No que concerne à confiabilidade interna de um instrumento, esta é a capacidade de um instrumento produzir resultados confiáveis em diferentes situações. Foram medidas a confiabilidade com consistência interna para avaliar o grau em que todos os itens do instrumento se referem ao mesmo sujeito e a estabilidade temporal para avaliar a variação do tempo no instrumento.
O Alpha de Cronbach é uma estimativa de confiabilidade bastante comum em testes de linguagem. É utilizado para aferir a consistência interna, por fornecer uma estimativa segura da confiabilidade de um conjunto de resultados de testes. É interpretado a partir da estimativa da proporção de variância sistemática ou consistente em um conjunto de pontuações do teste. Tal qual o Alpha de Cronbach, o Ômega de McDonald é um estimador de confiabilidade. O Ômega tem um índice bastante sensível de consistência interna, tanto em relação ao Alpha quanto em comparação a outras possibilidades. Os valores de Alpha e Ômega são boas alternativas de confiabilidade na análise de consistência interna, portanto aplicáveis em escalas psicométricas (Zinbarg et al., 2005). Para o estudo em questão, os valores foram considerados adequados tanto para o Alpha quanto para o Ômega.

Dados estruturados de análise de páginas:
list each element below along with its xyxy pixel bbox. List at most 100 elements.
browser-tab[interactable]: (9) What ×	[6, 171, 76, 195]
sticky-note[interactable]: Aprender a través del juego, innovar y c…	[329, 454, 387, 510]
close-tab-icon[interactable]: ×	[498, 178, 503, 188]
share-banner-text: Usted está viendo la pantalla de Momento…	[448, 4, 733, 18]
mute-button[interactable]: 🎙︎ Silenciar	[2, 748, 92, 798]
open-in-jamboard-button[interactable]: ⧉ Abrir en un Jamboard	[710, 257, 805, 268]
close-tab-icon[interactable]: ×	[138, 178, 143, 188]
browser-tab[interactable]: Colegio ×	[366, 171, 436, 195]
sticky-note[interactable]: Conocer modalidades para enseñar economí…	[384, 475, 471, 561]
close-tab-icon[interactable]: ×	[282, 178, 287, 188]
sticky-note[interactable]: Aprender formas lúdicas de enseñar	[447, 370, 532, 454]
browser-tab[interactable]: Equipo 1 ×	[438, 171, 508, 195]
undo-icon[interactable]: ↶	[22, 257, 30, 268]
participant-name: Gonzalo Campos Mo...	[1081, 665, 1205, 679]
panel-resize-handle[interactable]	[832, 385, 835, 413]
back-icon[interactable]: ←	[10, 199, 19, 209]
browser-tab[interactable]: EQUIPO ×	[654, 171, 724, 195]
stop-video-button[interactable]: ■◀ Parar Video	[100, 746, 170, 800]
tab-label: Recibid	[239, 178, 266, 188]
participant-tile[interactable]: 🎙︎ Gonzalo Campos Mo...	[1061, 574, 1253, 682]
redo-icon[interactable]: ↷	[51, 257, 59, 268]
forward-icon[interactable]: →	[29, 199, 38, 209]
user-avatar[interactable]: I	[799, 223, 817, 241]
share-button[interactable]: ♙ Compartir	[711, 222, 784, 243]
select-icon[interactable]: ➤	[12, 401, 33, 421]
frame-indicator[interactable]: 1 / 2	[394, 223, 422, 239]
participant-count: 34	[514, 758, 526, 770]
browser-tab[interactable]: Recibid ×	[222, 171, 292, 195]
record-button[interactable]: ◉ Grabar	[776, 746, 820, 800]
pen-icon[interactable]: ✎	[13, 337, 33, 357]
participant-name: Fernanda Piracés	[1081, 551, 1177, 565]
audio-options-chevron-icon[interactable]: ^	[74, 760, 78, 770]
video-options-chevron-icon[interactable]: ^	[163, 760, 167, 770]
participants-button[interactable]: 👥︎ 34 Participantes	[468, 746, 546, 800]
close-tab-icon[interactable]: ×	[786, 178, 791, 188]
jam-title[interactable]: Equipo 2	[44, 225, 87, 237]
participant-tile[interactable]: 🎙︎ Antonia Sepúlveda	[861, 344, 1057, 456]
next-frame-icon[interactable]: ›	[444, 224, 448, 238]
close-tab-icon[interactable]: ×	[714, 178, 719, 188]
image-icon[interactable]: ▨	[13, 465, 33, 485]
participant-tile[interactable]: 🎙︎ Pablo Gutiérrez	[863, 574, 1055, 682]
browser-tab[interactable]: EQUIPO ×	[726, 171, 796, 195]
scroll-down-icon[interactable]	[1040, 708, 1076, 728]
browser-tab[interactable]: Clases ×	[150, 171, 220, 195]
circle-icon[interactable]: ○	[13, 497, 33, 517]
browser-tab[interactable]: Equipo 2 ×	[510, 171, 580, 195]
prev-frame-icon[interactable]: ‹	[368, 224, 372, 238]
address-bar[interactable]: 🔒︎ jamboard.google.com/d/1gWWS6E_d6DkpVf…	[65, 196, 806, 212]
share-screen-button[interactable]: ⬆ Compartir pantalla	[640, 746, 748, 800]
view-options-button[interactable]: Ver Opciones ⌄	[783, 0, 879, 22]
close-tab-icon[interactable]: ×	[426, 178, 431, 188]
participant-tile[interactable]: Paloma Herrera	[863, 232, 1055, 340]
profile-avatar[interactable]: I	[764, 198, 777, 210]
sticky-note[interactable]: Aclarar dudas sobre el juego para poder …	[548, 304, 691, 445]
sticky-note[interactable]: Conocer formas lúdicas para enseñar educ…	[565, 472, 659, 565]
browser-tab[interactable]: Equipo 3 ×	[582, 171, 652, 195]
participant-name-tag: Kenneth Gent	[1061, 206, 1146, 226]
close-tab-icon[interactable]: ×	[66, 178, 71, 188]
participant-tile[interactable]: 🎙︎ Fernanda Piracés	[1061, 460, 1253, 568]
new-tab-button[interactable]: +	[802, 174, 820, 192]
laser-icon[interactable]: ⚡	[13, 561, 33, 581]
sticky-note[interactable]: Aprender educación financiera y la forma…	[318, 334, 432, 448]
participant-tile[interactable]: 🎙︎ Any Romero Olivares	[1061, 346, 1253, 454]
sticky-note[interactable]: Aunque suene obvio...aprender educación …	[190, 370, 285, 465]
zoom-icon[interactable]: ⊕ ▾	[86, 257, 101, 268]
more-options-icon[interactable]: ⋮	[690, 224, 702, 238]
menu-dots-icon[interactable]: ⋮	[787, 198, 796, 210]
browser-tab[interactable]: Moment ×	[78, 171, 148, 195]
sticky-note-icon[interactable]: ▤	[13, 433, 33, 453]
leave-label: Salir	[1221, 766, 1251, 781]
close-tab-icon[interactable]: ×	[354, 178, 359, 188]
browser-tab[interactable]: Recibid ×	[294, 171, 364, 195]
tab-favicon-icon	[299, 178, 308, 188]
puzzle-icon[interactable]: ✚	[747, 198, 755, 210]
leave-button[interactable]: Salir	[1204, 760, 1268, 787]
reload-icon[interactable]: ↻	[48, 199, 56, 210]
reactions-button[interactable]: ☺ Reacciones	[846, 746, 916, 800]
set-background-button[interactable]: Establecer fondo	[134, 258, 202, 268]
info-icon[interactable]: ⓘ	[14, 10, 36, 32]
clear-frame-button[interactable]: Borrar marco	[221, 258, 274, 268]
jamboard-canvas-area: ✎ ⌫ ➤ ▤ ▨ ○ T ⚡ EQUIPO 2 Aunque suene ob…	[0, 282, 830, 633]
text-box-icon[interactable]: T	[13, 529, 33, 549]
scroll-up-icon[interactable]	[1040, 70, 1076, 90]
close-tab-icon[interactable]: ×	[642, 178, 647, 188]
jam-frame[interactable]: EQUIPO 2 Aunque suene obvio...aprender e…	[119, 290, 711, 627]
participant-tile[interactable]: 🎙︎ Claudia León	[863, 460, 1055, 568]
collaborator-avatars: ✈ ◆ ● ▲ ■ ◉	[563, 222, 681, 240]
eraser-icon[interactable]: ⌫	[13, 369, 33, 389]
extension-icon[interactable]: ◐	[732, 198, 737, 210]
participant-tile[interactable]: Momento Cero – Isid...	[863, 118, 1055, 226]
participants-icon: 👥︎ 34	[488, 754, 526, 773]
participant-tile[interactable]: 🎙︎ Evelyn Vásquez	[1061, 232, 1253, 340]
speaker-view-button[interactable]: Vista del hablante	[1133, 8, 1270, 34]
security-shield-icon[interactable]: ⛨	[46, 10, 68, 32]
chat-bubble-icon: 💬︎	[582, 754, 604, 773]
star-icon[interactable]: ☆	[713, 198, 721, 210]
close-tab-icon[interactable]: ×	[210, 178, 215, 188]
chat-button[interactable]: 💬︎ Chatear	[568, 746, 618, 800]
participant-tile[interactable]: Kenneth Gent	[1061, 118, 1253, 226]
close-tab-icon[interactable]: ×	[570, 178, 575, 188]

(QUESTÕES DE ESTUDO):
• a. Segundo o texto sobre confiabilidade, que estimativa de confiabilidade é bastante comum em testes de linguagem?
• b. Resuma o texto sobre confiabilidade em duas frases.
• c. Repita o trecho do texto sobre confiabilidade que começa nas palavras "No que concerne" e termina após "tempo no instrumento.".

(RESPOSTAS ABAIXO):
• a. O Alpha de Cronbach.

• b. A confiabilidade interna de um instrumento foi medida pela consistência interna, que avalia se todos os itens se referem ao mesmo sujeito, e pela estabilidade temporal. Para a consistência interna foram usados o Alpha de Cronbach e o Ômega de McDonald, estimadores de confiabilidade aplicáveis em escalas psicométricas, e ambos tiveram valores considerados adequados no estudo.

• c.
No que concerne à confiabilidade interna de um instrumento, esta é a capacidade de um instrumento produzir resultados confiáveis em diferentes situações. Foram medidas a confiabilidade com consistência interna para avaliar o grau em que todos os itens do instrumento se referem ao mesmo sujeito e a estabilidade temporal para avaliar a variação do tempo no instrumento.